| INSTRUCTION A |
Transcribe the forum thread about the Bowtech Revolt in full, with no changes.

| PASSAGE GIVEN |
::::::::::
I'm not a fan of the clutch grip either, I take them off and been shooting straight off the riser and it's good 

Sent from my SM-N960U using Tapatalk


----------



## Predator (Jan 18, 2003)

OCHO505 said:


> Imagine just timing it and than tuning it outside the rest of the time with micro micro adjustments?


You can time the Revolt without a press? What am I missing? How do you do that? I know you can adjust cam position and tune with deadlock but to sync the draw stops or play with timing don't you have to twist or untwist cables?


----------



## BucksnBass525 (Feb 21, 2009)

bowtecher82nd said:


> Revolt XRS, SR6 cam with deadlock system!!


No need, the SR6 cam with heavier arrows at most guys draw lengths is a turd. 
I am hearing the new cam is more efficient, guess we will know eventually.
If the RevoltX is like a refined RealmX that likes heavy arrows, Bowtech will have a winner for sure.


----------



## ShootingABN! (Nov 1, 2005)

bowtecher82nd said:


> Revolt XRS, SR6 cam with deadlock system!!


Next years release Revolt SR6 and SR6 XL (up to 32" DL"....Shhhhhhhh


----------



## V-TRAIN (Feb 27, 2009)

Now a SR6-X would be nice.


----------



## Red Eye 81 (Feb 4, 2006)

legion_archery said:


> OCHO505 said:
> 
> 
> > I am in the same boat... I can shoot the clutch but its not my favorite and its taken having 3 Realm X's to even get used to it somewhat. Fact is, Bowtechs likely going to stick with this grips so hell either I get a new company or learn it. First time in about 17 years considering not sticking with Bowtech… Or shooting older bows! Time will tell..
> ...


What is it about the clutch you don't like? I've been shooting an evolve 31 and the grip is not my favorite part of the bow


----------



## Ingo (Oct 16, 2008)
::::::::::
| INSTRUCTION B |
Give the lines of the listing below as a JSON list of strings, one string per line and no blank lines, from the line with "share-icon: [741, 16, 787, 73]" up to and including the line with "close-button[interactable]: [48, 15, 154, 121]".

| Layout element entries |
::::::::::
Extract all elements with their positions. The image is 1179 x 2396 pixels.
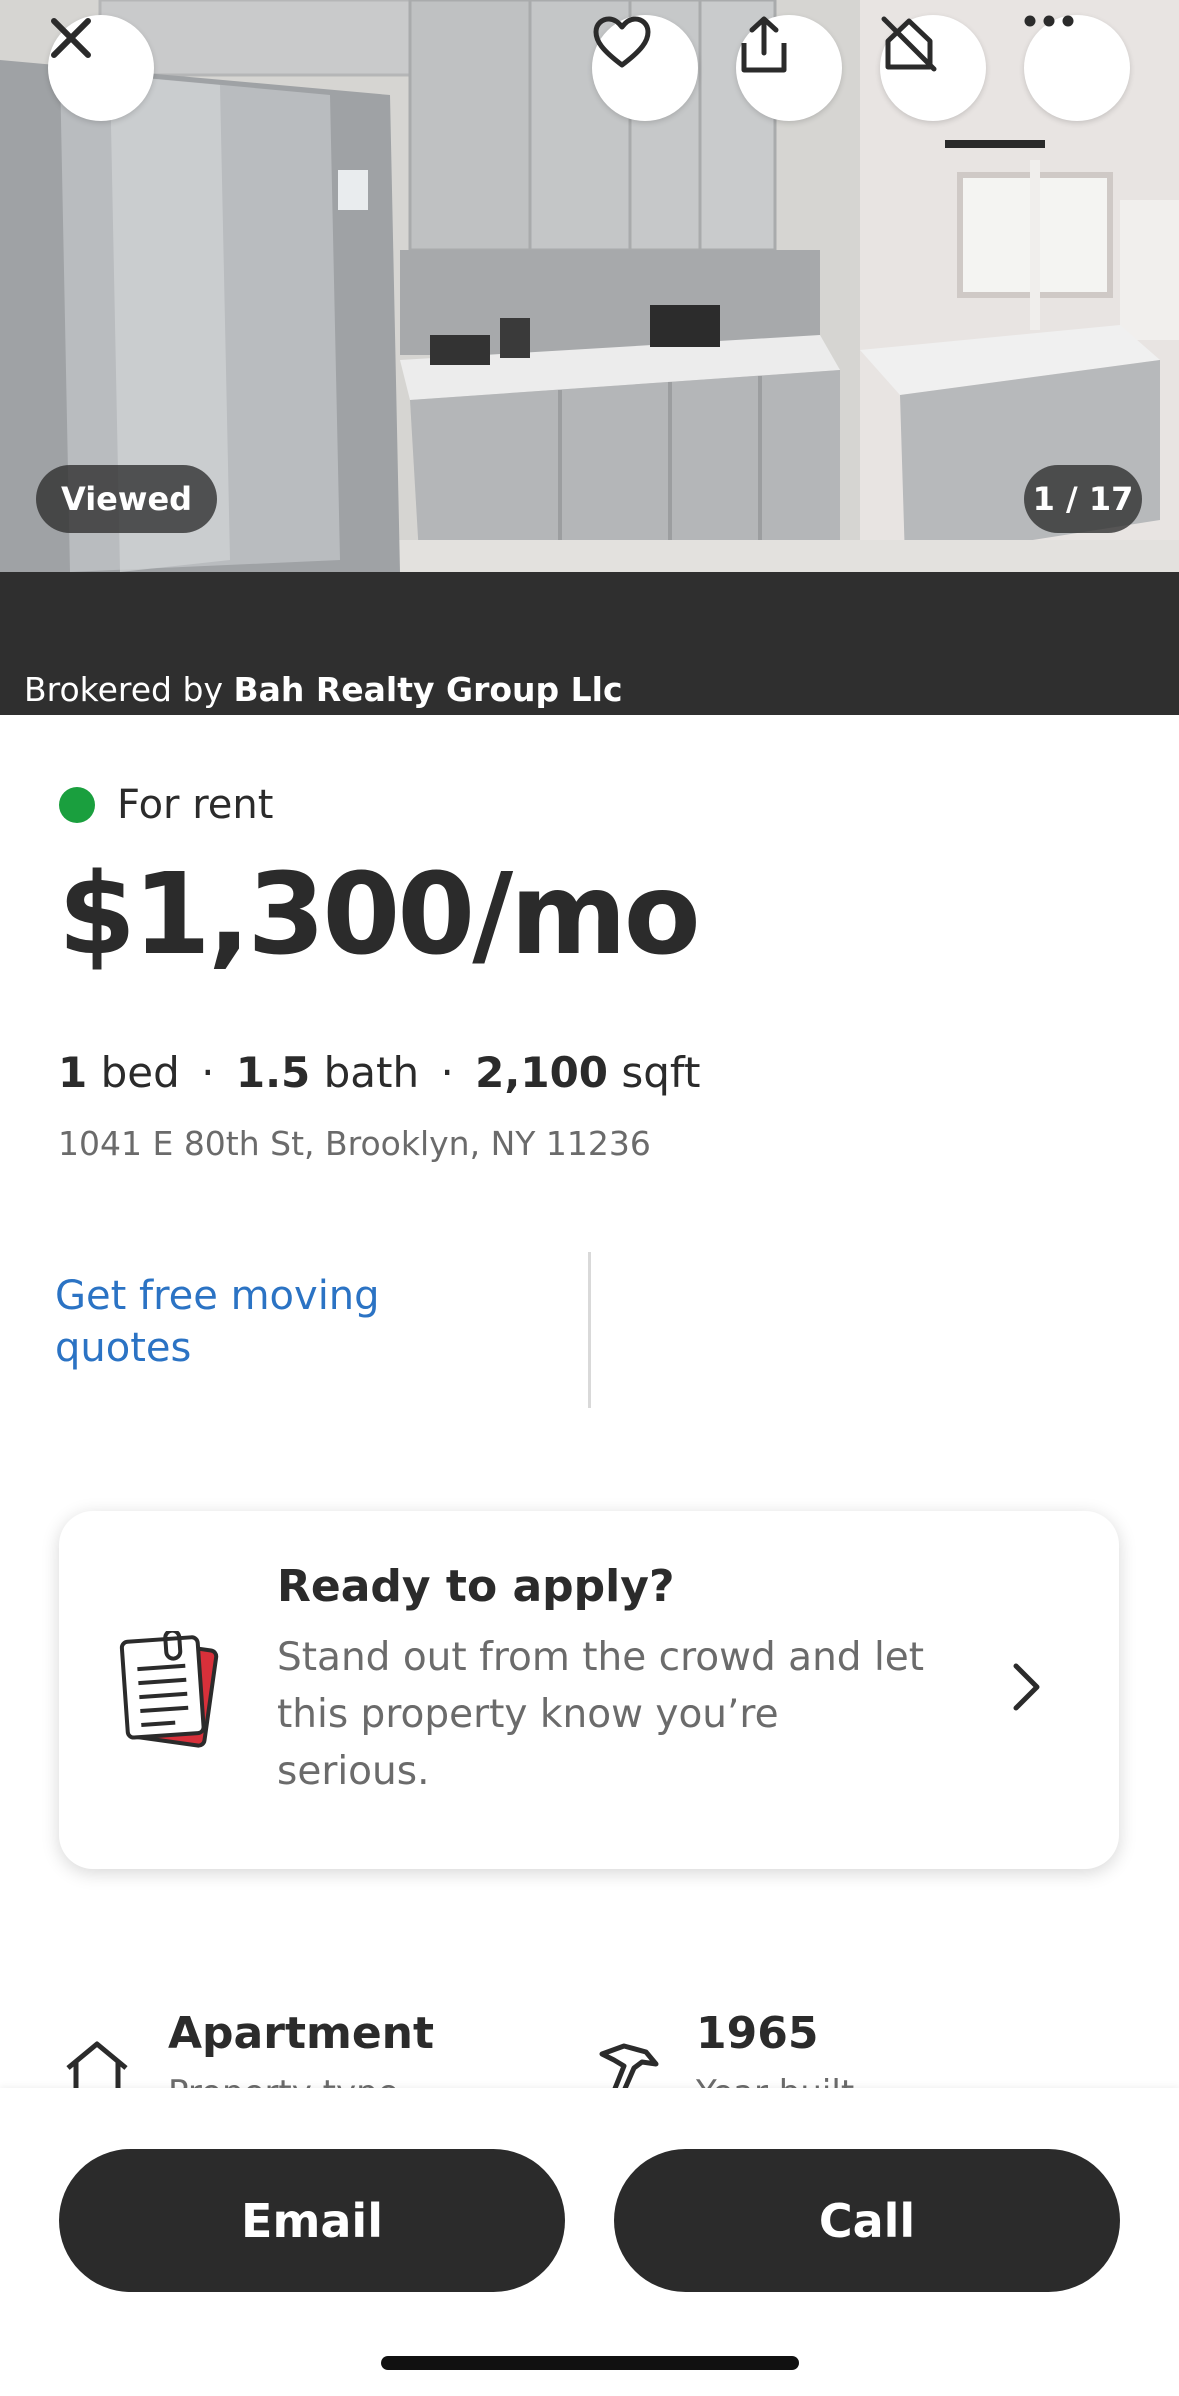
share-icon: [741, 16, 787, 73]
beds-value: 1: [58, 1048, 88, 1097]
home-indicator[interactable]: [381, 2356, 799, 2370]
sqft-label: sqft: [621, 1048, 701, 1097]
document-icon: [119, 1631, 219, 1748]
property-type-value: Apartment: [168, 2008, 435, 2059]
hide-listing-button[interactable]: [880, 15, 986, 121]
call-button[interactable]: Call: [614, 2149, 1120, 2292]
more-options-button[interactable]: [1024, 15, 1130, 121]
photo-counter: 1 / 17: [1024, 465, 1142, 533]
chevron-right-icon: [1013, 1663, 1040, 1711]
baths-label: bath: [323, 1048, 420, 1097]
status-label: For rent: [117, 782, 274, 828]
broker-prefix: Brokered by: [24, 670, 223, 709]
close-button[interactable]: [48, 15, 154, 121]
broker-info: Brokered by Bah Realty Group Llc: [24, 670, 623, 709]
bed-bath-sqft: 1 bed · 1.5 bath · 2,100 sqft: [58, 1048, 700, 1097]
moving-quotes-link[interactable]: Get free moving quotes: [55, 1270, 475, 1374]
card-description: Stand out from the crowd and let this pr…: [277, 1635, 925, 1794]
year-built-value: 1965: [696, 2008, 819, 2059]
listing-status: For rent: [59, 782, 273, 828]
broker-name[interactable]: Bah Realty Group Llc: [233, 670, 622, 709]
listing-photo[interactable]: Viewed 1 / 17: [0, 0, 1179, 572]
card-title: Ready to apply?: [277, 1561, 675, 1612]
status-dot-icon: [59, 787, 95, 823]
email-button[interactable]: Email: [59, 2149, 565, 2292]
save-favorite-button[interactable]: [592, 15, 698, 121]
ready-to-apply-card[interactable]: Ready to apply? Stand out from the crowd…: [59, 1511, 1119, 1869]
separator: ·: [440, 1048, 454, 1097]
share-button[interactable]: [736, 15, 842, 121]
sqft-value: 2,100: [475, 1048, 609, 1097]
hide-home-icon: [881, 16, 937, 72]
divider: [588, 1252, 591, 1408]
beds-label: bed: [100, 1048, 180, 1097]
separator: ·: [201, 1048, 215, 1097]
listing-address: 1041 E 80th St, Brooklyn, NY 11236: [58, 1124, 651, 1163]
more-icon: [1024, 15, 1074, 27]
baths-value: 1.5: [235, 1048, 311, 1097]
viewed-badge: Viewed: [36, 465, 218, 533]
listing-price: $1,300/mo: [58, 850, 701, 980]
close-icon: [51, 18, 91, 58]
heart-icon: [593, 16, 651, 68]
::::::::::
| CORRECT RESPONSE A |
I'm not a fan of the clutch grip either, I take them off and been shooting straight off the riser and it's good 

Sent from my SM-N960U using Tapatalk


----------



## Predator (Jan 18, 2003)

OCHO505 said:


> Imagine just timing it and than tuning it outside the rest of the time with micro micro adjustments?


You can time the Revolt without a press? What am I missing? How do you do that? I know you can adjust cam position and tune with deadlock but to sync the draw stops or play with timing don't you have to twist or untwist cables?


----------



## BucksnBass525 (Feb 21, 2009)

bowtecher82nd said:


> Revolt XRS, SR6 cam with deadlock system!!


No need, the SR6 cam with heavier arrows at most guys draw lengths is a turd. 
I am hearing the new cam is more efficient, guess we will know eventually.
If the RevoltX is like a refined RealmX that likes heavy arrows, Bowtech will have a winner for sure.


----------



## ShootingABN! (Nov 1, 2005)

bowtecher82nd said:


> Revolt XRS, SR6 cam with deadlock system!!


Next years release Revolt SR6 and SR6 XL (up to 32" DL"....Shhhhhhhh


----------



## V-TRAIN (Feb 27, 2009)

Now a SR6-X would be nice.


----------



## Red Eye 81 (Feb 4, 2006)

legion_archery said:


> OCHO505 said:
> 
> 
> > I am in the same boat... I can shoot the clutch but its not my favorite and its taken having 3 Realm X's to even get used to it somewhat. Fact is, Bowtechs likely going to stick with this grips so hell either I get a new company or learn it. First time in about 17 years considering not sticking with Bowtech… Or shooting older bows! Time will tell..
> ...


What is it about the clutch you don't like? I've been shooting an evolve 31 and the grip is not my favorite part of the bow


----------



## Ingo (Oct 16, 2008)

| CORRECT RESPONSE B |
[
  "share-icon: [741, 16, 787, 73]",
  "beds-value: 1: [58, 1048, 88, 1097]",
  "home-indicator[interactable]: [381, 2356, 799, 2370]",
  "sqft-label: sqft: [621, 1048, 701, 1097]",
  "document-icon: [119, 1631, 219, 1748]",
  "property-type-value: Apartment: [168, 2008, 435, 2059]",
  "hide-listing-button[interactable]: [880, 15, 986, 121]",
  "call-button[interactable]: Call: [614, 2149, 1120, 2292]",
  "more-options-button[interactable]: [1024, 15, 1130, 121]",
  "photo-counter: 1 / 17: [1024, 465, 1142, 533]",
  "chevron-right-icon: [1013, 1663, 1040, 1711]",
  "baths-label: bath: [323, 1048, 420, 1097]",
  "status-label: For rent: [117, 782, 274, 828]",
  "broker-prefix: Brokered by: [24, 670, 223, 709]",
  "close-button[interactable]: [48, 15, 154, 121]"
]